═════ Dataset content ═════

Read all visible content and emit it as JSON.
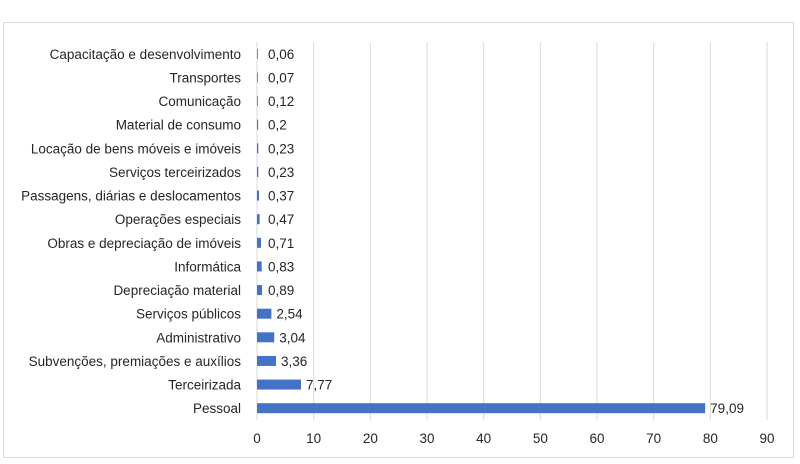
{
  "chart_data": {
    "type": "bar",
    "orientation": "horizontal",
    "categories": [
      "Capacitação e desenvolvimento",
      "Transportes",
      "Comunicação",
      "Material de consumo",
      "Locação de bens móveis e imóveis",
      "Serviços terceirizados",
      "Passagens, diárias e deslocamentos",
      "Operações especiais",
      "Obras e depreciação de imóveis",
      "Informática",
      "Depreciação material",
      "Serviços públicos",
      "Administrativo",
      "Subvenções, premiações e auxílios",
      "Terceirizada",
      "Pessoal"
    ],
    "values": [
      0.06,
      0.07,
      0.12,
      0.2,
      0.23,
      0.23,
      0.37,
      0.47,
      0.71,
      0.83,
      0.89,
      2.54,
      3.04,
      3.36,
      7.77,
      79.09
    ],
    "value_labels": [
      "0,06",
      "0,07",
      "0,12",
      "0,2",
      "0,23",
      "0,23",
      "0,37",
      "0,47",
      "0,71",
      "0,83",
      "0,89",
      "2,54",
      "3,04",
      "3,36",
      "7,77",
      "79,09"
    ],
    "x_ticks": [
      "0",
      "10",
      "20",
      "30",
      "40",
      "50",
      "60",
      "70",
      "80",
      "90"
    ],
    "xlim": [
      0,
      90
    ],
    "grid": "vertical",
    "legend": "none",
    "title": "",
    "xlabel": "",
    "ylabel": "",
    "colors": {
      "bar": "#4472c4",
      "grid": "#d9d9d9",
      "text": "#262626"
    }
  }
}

═════
═════ Dataset content ═════

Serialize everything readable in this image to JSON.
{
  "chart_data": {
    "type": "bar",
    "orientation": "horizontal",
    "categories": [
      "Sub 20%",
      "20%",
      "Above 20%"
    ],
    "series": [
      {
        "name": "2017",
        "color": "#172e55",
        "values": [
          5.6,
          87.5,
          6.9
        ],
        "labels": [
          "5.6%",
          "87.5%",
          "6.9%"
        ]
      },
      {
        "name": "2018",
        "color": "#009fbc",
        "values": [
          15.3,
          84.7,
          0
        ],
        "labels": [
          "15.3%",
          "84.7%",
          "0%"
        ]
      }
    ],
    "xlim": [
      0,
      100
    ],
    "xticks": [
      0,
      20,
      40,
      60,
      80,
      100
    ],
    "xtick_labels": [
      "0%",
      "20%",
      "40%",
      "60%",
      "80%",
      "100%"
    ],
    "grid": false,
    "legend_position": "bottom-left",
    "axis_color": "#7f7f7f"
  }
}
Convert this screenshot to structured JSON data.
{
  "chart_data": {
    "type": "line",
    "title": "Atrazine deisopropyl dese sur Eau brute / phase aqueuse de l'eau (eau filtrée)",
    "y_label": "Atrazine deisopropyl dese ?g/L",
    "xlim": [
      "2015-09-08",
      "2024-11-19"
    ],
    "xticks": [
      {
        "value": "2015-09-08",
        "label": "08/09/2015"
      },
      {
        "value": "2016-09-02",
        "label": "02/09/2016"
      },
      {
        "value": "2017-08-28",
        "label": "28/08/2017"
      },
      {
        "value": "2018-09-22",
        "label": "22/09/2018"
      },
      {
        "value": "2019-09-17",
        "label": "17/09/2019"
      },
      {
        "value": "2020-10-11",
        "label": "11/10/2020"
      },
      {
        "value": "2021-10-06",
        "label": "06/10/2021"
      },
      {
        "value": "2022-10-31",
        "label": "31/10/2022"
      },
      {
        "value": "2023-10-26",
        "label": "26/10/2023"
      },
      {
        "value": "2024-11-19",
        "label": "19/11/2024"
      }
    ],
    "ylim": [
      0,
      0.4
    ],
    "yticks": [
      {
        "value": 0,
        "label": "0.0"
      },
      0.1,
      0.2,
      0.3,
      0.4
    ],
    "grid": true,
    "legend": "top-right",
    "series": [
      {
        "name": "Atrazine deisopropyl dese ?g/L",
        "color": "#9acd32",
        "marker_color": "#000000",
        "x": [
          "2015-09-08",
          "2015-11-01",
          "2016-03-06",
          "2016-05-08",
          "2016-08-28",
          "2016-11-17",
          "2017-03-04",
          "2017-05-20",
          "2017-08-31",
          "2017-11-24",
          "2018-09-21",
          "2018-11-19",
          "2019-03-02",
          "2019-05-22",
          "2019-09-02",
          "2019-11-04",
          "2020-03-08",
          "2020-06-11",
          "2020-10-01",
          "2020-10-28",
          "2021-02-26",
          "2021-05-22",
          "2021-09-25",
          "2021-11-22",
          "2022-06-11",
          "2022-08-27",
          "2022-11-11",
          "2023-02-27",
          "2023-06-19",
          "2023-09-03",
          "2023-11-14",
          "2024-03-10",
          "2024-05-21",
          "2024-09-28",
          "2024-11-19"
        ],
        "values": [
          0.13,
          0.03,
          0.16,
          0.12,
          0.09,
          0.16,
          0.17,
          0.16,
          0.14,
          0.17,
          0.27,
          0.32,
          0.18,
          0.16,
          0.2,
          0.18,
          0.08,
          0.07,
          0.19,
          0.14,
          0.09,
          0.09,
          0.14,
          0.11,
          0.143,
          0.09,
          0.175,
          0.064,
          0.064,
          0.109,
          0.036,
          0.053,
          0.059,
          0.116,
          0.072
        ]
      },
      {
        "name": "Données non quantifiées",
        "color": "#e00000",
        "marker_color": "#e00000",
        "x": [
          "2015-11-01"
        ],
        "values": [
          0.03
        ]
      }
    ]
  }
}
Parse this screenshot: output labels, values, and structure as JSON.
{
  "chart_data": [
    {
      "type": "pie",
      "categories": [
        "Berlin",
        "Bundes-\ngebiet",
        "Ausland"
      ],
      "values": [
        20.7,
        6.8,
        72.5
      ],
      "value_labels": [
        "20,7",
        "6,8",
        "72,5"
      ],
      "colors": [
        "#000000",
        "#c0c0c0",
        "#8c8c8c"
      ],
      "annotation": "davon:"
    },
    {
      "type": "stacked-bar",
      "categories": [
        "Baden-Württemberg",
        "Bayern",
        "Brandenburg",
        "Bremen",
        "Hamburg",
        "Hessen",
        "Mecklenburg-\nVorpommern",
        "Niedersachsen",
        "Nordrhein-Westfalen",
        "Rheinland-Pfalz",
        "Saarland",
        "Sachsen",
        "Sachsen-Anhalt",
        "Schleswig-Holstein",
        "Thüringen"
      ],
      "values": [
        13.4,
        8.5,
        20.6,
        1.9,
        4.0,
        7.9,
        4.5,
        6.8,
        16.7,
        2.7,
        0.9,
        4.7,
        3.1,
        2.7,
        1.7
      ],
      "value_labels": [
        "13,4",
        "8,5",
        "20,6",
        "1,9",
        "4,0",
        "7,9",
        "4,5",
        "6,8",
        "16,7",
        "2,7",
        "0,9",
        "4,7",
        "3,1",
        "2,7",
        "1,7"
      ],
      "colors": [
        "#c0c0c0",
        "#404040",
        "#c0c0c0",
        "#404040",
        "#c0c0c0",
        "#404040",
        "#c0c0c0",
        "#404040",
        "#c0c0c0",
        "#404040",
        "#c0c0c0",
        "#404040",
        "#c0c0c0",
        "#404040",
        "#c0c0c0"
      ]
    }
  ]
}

═════
═════ Dataset content ═════

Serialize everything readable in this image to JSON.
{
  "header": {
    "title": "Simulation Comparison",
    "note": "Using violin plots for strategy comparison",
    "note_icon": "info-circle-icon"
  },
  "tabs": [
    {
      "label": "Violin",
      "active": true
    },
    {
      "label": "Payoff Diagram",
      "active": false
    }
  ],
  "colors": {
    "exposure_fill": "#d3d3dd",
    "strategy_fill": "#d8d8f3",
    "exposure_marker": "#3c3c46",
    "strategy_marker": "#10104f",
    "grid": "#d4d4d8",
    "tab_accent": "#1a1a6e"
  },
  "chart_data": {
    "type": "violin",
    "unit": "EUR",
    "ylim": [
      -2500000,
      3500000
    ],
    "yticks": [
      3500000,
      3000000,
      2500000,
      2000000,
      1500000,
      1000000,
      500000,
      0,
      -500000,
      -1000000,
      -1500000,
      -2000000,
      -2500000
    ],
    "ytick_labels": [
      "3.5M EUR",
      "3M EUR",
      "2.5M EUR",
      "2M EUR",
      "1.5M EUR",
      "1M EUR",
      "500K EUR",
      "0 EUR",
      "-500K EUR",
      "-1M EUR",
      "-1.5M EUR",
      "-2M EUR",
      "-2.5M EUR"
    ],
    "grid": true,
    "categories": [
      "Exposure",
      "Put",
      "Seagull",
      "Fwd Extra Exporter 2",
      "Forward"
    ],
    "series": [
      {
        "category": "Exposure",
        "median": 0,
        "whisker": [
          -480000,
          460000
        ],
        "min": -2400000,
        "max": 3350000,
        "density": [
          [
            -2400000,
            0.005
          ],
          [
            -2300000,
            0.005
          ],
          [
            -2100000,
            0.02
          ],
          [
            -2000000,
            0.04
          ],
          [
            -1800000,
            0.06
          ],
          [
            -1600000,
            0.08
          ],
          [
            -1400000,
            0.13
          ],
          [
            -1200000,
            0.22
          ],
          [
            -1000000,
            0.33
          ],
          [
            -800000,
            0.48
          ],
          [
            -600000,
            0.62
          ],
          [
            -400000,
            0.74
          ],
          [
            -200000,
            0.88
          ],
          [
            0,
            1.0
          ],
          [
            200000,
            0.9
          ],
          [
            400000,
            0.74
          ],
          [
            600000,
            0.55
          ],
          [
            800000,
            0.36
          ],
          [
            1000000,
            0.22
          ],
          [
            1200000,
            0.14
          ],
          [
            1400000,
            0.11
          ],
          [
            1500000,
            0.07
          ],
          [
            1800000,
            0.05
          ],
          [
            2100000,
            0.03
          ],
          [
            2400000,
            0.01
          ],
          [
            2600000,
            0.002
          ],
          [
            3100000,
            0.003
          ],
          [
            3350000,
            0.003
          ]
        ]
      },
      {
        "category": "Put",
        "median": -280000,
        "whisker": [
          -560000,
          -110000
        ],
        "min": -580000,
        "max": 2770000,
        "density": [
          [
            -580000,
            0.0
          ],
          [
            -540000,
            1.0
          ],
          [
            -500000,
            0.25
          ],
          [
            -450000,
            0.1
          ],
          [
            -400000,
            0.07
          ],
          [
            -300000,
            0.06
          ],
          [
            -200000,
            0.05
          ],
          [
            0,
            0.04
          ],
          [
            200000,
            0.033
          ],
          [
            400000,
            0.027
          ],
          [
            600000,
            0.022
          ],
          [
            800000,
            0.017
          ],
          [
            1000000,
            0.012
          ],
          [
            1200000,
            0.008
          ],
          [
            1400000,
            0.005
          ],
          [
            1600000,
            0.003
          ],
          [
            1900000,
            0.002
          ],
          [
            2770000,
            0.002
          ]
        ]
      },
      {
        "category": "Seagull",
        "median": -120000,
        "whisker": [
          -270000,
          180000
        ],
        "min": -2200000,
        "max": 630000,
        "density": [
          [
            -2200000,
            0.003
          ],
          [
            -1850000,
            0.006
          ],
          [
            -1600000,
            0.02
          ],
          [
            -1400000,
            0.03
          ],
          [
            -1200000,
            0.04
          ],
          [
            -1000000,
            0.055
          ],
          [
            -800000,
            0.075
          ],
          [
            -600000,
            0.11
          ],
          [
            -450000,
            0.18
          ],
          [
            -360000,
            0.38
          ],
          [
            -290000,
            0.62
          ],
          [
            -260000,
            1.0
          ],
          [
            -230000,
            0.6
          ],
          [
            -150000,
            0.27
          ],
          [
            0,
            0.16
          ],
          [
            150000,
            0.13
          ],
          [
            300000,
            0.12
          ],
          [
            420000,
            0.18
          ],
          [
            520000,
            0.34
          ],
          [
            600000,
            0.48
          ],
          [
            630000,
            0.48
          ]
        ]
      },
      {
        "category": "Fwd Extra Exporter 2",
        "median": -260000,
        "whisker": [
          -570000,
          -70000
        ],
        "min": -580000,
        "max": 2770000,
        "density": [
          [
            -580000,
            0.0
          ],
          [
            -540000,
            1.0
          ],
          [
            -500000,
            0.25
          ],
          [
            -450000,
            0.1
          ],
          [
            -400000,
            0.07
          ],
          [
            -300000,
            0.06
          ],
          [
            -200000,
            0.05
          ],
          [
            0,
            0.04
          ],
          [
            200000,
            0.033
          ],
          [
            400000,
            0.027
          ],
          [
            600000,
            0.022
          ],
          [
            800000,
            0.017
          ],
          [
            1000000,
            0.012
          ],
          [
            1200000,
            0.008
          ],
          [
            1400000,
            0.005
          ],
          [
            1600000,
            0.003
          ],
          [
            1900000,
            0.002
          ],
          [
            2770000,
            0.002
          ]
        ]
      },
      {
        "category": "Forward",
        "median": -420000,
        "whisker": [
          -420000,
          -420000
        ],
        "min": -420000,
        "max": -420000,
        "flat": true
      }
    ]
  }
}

═════

[Work to do]
All lines above with "name" in them should be returned.

[Result of the exercise]
        "name": "2017",
        "name": "2018",
        "name": "Atrazine deisopropyl dese ?g/L",
        "name": "Données non quantifiées",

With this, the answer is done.